→ Work to do: Copy each line below in which the word "determined" occurs.

** Start Data provided **

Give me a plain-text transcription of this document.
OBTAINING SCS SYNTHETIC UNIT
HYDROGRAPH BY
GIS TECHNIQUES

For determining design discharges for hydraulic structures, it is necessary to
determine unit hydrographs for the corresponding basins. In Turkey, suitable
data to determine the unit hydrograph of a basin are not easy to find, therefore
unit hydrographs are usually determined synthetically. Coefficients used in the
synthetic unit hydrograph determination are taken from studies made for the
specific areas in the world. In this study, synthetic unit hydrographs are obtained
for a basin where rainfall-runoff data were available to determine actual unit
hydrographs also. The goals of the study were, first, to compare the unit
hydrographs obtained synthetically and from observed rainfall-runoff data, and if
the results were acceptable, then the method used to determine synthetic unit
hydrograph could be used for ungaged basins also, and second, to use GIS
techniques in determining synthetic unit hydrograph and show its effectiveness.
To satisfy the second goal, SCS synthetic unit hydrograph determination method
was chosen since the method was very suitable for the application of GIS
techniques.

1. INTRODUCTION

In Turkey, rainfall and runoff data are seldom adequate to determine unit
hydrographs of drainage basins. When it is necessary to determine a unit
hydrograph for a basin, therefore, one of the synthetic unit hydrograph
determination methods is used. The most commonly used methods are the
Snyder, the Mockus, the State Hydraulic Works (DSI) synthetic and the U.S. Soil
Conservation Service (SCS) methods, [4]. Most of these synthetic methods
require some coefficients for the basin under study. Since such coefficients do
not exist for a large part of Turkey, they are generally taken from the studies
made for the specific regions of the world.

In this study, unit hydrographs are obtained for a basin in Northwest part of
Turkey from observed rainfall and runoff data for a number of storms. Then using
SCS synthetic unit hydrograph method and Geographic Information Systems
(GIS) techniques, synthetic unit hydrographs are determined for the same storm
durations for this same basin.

** End Data provided **

→ Written solution:
unit hydrographs are usually determined synthetically. Coefficients used in the
(GIS) techniques, synthetic unit hydrographs are determined for the same storm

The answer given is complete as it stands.